_Supplied passage:_
Today I'm honored (and thrilled) to feature a guest-post by author Lawrence Block...discussing, among other things, the perils of time on a series character like Matthew Scudder and how he approached writing his brilliant new novel A Drop of the Hard Stuff.
"The past is a foreign country: they do things differently there." That’s the sentence Leslie Poles Hartley chose for the opening of his novel, The Go-Between, and if those eleven words were all he ever wrote, he’d still deserve a spot in any proper collection of quotations.
Isn’t it a gorgeous line? And it has the added advantage of being true.
My wife and I are fairly intrepid globetrotters, and members in good standing of the Travelers Century Club. We’ve crossed borders on ships and planes, buses and trains, and a few more on foot, but we haven’t yet tried a time machine.
As a fictioneer, I’ve kept myself rooted in the present. I love period fiction when it’s done right (Thomas Flanagan, Jeff and Michael Shaara, Max Byrd) but have never felt inclined to get into the game. I have my work cut out for me trying to make sense of the world around me, right here and right now.
On May 12, Mulholland Books published A Drop of the Hard Stuff, my 17th novel featuring Matthew Scudder. I’ve been writing about the man since the early seventies, and he’s now in his early seventies, and no longer able to leap tall buildings in a single bound. Which is my own damn fault, because I decided early on to have Scudder age in real time. I’ve never regretted it, because it’s made him more real for me and for readers as well, but this added realism brings with it an added sell-by date.
Now I may have to keep on working but why should he? The man’s got a rich wife and a pension from the city. And, considering all he’s been through, hasn’t he earned a comfortable retirement?
My wife’s bright and beautiful, but she never had Elaine’s opportunity to amass wealth. And all I get from the City of New York is a reduced-rate card for the subways and buses. I’m not complaining, mind you. . .

_Records supplied:_

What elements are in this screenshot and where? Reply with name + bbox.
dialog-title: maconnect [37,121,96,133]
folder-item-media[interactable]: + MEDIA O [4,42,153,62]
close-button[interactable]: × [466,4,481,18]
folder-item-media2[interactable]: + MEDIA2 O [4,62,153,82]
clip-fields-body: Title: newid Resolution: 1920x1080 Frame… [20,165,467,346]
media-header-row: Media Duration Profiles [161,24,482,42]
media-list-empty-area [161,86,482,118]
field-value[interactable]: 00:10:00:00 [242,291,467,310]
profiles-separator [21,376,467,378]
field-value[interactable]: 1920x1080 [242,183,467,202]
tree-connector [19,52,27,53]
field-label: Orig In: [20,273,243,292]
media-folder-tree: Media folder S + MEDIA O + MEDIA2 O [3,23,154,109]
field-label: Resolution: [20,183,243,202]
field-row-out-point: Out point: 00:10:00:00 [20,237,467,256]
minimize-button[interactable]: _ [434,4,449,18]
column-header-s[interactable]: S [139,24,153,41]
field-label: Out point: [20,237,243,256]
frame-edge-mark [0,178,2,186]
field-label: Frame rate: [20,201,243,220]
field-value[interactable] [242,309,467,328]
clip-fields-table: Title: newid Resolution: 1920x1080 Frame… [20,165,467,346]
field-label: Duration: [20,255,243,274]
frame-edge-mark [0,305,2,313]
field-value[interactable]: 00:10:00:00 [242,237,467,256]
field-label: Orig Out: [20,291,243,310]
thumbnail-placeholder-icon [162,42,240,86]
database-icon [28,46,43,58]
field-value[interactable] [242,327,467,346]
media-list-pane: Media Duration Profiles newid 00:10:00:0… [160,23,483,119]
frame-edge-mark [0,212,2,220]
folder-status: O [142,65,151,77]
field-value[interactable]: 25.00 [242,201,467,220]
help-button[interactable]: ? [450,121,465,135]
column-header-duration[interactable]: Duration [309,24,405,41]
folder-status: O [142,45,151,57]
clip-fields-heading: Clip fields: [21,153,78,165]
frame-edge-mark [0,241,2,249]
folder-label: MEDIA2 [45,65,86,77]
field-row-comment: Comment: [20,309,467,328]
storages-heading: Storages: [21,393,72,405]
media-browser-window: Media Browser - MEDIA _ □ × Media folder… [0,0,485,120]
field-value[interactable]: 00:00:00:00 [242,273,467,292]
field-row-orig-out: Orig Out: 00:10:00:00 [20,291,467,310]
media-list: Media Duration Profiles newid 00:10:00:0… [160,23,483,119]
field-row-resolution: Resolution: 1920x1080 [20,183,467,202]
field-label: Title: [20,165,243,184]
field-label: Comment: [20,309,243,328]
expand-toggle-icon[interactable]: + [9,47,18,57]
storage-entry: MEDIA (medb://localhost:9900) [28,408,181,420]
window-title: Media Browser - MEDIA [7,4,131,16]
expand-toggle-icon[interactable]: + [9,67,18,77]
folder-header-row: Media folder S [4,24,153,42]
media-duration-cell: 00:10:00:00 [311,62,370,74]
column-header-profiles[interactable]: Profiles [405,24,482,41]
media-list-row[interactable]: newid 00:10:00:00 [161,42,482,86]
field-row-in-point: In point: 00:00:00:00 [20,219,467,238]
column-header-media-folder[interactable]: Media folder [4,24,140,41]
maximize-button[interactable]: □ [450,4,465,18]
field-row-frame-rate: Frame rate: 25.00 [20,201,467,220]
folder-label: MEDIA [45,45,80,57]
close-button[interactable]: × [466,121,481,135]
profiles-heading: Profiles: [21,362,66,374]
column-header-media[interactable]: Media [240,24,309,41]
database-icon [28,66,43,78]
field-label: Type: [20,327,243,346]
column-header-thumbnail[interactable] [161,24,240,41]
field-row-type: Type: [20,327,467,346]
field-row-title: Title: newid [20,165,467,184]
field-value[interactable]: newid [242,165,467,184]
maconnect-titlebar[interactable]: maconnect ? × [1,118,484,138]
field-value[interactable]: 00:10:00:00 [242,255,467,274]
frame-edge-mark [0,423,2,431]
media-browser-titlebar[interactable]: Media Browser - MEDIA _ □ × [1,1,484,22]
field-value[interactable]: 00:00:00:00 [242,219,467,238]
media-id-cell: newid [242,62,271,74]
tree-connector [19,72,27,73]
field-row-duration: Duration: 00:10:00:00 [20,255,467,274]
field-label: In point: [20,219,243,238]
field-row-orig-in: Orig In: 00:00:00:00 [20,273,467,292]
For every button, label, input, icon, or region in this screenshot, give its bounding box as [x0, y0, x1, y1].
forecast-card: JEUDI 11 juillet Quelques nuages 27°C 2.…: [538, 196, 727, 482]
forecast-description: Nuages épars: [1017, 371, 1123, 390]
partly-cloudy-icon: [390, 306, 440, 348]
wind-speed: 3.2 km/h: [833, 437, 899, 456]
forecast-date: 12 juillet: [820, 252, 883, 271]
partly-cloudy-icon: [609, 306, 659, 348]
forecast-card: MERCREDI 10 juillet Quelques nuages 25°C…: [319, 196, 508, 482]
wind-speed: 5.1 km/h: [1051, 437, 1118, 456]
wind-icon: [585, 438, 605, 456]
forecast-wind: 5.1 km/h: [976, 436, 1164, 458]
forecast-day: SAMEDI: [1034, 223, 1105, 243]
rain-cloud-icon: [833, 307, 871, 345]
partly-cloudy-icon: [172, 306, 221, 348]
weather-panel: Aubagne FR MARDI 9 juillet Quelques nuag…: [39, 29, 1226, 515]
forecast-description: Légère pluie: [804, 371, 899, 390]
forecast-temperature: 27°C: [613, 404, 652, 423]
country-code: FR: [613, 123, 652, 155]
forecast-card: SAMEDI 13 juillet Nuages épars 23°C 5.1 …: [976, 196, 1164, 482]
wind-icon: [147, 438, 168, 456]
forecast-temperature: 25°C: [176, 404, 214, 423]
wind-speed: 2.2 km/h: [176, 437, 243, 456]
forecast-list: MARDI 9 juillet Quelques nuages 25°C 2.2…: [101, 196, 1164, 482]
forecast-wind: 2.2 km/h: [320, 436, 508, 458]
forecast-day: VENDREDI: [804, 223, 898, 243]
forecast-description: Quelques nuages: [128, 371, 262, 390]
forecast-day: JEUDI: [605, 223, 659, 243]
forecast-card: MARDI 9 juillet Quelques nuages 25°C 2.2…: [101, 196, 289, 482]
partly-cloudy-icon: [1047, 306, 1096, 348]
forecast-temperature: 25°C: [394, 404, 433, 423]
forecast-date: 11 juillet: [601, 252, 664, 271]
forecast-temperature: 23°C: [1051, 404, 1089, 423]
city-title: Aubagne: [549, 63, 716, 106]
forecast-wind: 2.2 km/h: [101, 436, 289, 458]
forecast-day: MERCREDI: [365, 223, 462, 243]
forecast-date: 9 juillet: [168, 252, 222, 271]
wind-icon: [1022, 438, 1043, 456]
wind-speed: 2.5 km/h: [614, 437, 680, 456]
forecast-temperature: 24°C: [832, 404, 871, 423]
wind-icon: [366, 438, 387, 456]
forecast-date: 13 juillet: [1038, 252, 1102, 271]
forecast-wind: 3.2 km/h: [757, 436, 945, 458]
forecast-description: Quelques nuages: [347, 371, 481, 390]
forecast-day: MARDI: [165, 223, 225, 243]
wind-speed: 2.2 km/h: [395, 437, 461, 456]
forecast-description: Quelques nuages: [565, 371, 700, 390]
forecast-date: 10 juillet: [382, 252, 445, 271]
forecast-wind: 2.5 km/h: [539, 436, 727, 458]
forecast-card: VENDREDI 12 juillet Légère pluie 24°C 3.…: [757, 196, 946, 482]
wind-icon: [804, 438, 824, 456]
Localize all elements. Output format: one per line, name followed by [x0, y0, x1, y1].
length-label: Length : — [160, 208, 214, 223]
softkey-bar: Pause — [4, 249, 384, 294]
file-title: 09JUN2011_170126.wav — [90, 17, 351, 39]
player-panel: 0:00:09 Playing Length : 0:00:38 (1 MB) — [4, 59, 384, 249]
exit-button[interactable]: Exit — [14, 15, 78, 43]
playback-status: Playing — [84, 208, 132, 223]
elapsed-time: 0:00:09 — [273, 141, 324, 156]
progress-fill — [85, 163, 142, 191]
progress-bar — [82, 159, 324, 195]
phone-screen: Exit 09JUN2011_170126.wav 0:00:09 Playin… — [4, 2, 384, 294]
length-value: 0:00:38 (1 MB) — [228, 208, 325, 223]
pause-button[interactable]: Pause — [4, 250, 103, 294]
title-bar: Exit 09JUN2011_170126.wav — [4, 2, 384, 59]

_Written request:_ Copy everything from "Today I'm honored" down to "the Hard Stuff." from the guest post about Matthew Scudder above.

_Solution:_
Today I'm honored (and thrilled) to feature a guest-post by author Lawrence Block...discussing, among other things, the perils of time on a series character like Matthew Scudder and how he approached writing his brilliant new novel A Drop of the Hard Stuff.